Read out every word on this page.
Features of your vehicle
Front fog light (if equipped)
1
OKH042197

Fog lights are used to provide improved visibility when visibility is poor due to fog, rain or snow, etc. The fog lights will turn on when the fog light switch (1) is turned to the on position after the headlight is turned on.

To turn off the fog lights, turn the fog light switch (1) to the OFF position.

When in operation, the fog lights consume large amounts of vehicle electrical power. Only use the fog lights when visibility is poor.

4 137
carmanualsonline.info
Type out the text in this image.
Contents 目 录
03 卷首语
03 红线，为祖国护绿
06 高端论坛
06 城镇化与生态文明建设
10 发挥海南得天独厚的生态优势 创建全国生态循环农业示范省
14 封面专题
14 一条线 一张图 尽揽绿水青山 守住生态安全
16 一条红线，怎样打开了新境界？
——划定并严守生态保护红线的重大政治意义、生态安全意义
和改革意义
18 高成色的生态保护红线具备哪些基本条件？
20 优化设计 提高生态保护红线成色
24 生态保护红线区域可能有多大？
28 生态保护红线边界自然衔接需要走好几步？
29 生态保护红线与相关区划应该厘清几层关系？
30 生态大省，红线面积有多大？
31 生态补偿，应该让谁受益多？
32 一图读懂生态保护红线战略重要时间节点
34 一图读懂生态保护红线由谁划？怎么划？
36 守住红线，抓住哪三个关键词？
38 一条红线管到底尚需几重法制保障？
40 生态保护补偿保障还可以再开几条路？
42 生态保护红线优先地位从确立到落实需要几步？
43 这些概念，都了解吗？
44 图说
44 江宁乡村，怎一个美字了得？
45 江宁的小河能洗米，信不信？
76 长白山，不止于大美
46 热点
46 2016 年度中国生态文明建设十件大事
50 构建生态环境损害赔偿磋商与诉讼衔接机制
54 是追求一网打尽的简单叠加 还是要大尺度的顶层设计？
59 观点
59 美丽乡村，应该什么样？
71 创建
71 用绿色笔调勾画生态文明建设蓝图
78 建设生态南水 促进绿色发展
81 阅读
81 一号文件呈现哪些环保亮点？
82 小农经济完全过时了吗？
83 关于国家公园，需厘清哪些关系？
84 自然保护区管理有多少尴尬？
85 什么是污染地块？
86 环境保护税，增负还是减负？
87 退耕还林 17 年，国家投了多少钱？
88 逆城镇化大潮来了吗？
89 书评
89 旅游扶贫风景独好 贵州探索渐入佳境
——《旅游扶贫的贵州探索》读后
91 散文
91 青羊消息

--------------------------------------------------

**What is asked**
Only those lines running from the one containing "Type out the text in this image." through the last line of the data above are to be copied, exactly, with both ends included.

**Result for this exercise**
Type out the text in this image.
Contents 目 录
03 卷首语
03 红线，为祖国护绿
06 高端论坛
06 城镇化与生态文明建设
10 发挥海南得天独厚的生态优势 创建全国生态循环农业示范省
14 封面专题
14 一条线 一张图 尽揽绿水青山 守住生态安全
16 一条红线，怎样打开了新境界？
——划定并严守生态保护红线的重大政治意义、生态安全意义
和改革意义
18 高成色的生态保护红线具备哪些基本条件？
20 优化设计 提高生态保护红线成色
24 生态保护红线区域可能有多大？
28 生态保护红线边界自然衔接需要走好几步？
29 生态保护红线与相关区划应该厘清几层关系？
30 生态大省，红线面积有多大？
31 生态补偿，应该让谁受益多？
32 一图读懂生态保护红线战略重要时间节点
34 一图读懂生态保护红线由谁划？怎么划？
36 守住红线，抓住哪三个关键词？
38 一条红线管到底尚需几重法制保障？
40 生态保护补偿保障还可以再开几条路？
42 生态保护红线优先地位从确立到落实需要几步？
43 这些概念，都了解吗？
44 图说
44 江宁乡村，怎一个美字了得？
45 江宁的小河能洗米，信不信？
76 长白山，不止于大美
46 热点
46 2016 年度中国生态文明建设十件大事
50 构建生态环境损害赔偿磋商与诉讼衔接机制
54 是追求一网打尽的简单叠加 还是要大尺度的顶层设计？
59 观点
59 美丽乡村，应该什么样？
71 创建
71 用绿色笔调勾画生态文明建设蓝图
78 建设生态南水 促进绿色发展
81 阅读
81 一号文件呈现哪些环保亮点？
82 小农经济完全过时了吗？
83 关于国家公园，需厘清哪些关系？
84 自然保护区管理有多少尴尬？
85 什么是污染地块？
86 环境保护税，增负还是减负？
87 退耕还林 17 年，国家投了多少钱？
88 逆城镇化大潮来了吗？
89 书评
89 旅游扶贫风景独好 贵州探索渐入佳境
——《旅游扶贫的贵州探索》读后
91 散文
91 青羊消息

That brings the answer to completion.